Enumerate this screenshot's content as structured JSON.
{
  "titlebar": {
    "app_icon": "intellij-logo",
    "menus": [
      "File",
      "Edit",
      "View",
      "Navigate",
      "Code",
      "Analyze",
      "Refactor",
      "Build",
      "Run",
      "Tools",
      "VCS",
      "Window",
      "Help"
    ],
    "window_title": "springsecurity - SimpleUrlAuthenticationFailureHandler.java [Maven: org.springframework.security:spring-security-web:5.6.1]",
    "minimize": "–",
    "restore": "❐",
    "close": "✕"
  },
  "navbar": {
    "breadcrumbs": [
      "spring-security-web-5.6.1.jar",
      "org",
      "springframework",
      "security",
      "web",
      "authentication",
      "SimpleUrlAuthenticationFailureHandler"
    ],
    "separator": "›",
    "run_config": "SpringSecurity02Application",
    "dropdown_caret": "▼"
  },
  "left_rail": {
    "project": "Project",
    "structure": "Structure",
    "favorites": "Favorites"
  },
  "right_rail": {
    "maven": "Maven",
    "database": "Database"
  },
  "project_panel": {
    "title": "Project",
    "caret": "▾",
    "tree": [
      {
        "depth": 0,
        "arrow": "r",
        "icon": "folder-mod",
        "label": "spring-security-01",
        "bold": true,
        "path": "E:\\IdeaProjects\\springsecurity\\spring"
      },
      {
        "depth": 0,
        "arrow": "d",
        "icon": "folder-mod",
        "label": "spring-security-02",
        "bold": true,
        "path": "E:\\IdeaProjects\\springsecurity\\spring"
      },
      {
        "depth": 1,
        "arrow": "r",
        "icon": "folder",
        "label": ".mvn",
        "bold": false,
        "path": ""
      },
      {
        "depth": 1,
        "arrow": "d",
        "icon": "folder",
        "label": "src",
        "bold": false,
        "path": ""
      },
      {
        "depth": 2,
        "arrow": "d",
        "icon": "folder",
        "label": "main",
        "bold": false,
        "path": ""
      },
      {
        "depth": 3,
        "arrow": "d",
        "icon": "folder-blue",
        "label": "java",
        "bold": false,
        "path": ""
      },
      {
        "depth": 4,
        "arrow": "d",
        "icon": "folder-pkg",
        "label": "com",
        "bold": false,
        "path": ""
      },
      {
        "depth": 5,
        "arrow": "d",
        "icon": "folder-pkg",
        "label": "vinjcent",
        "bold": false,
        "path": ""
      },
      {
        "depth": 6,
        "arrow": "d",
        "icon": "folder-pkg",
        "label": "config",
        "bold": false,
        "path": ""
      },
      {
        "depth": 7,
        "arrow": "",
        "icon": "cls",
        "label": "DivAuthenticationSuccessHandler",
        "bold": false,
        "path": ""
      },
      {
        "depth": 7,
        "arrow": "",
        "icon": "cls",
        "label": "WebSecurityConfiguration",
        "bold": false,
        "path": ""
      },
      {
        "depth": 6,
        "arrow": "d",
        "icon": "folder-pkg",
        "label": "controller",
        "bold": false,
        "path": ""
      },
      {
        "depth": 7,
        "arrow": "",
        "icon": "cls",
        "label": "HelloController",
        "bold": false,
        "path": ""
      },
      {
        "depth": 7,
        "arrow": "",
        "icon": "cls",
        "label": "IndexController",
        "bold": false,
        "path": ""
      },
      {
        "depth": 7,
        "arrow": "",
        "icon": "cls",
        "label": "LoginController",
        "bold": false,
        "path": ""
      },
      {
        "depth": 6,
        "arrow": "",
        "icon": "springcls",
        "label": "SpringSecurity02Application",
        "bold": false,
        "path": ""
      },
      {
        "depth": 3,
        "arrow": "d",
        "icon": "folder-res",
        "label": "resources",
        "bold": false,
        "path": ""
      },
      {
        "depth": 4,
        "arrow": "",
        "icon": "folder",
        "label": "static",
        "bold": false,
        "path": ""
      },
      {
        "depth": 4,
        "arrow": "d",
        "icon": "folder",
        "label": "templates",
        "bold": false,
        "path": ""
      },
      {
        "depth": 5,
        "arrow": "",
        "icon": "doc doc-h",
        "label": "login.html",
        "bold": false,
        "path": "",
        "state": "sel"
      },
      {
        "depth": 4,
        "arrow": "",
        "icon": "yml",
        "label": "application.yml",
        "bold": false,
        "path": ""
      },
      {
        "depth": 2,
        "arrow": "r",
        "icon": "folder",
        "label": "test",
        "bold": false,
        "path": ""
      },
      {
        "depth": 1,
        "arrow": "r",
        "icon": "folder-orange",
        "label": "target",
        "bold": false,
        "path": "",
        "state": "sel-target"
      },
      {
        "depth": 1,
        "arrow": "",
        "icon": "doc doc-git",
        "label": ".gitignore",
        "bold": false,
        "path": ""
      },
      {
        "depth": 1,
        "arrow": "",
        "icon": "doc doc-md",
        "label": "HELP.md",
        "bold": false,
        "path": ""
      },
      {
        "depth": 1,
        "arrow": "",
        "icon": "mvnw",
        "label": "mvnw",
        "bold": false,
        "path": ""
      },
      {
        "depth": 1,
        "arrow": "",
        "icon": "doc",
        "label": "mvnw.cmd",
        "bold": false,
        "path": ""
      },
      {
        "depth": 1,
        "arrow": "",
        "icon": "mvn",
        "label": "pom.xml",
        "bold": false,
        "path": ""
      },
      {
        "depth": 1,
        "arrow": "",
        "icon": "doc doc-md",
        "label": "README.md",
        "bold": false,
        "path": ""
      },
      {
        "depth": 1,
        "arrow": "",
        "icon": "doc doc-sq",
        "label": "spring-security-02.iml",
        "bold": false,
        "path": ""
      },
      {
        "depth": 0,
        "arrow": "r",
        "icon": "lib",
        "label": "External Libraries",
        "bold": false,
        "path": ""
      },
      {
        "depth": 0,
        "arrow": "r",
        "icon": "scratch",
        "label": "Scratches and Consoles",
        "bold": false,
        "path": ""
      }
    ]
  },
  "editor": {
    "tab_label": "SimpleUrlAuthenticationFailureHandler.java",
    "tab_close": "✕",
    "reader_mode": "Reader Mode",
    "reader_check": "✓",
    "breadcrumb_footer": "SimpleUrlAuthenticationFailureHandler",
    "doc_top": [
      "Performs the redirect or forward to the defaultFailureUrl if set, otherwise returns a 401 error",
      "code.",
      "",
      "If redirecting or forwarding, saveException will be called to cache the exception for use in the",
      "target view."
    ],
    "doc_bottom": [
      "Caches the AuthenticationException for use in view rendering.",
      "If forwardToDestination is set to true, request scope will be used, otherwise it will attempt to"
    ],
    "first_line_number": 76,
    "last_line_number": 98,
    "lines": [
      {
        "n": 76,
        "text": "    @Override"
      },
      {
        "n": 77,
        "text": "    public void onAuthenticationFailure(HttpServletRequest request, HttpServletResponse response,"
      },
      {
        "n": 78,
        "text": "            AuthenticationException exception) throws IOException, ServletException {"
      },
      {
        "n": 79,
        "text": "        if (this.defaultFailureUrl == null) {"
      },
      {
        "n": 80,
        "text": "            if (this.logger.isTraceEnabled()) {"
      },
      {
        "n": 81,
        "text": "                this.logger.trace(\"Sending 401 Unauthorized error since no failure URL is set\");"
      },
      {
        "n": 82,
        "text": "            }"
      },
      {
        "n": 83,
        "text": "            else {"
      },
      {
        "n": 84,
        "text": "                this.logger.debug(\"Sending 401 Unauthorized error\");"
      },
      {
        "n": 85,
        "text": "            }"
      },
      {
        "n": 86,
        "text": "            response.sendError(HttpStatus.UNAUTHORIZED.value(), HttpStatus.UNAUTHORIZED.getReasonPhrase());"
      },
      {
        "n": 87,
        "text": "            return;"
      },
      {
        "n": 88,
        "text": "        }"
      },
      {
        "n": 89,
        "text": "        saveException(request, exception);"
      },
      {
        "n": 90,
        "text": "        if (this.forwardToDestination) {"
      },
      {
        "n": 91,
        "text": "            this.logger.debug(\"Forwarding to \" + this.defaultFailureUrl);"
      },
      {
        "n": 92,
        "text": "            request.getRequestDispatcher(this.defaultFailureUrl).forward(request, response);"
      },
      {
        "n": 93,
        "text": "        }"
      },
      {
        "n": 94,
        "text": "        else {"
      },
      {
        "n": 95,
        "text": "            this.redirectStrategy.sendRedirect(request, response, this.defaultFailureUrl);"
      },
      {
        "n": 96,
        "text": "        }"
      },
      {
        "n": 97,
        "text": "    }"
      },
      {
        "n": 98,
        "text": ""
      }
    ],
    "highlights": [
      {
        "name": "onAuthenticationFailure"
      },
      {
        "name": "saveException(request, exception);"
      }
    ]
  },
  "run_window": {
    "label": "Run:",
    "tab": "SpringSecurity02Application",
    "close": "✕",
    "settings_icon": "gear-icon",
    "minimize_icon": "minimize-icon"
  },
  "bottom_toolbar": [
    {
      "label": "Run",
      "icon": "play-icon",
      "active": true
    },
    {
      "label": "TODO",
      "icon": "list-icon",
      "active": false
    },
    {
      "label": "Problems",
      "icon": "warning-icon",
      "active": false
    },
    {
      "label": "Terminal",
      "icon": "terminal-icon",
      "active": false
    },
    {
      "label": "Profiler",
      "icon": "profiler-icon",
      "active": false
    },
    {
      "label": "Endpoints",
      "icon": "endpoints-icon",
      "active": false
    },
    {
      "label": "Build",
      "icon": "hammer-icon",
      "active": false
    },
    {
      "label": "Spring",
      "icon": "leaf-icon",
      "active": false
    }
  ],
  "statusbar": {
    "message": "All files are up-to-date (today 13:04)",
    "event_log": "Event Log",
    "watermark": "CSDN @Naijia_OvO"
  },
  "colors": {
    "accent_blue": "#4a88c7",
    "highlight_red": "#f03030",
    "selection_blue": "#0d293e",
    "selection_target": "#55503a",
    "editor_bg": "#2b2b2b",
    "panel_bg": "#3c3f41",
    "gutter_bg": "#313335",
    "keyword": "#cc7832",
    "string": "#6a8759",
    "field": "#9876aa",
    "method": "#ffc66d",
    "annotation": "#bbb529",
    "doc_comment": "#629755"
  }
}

+++++

GIVEN TASK
Extract from the data every line where "true" shows up.

OUTPUT BELOW
        "bold": true,
        "bold": true,
      "If forwardToDestination is set to true, request scope will be used, otherwise it will attempt to"
      "active": true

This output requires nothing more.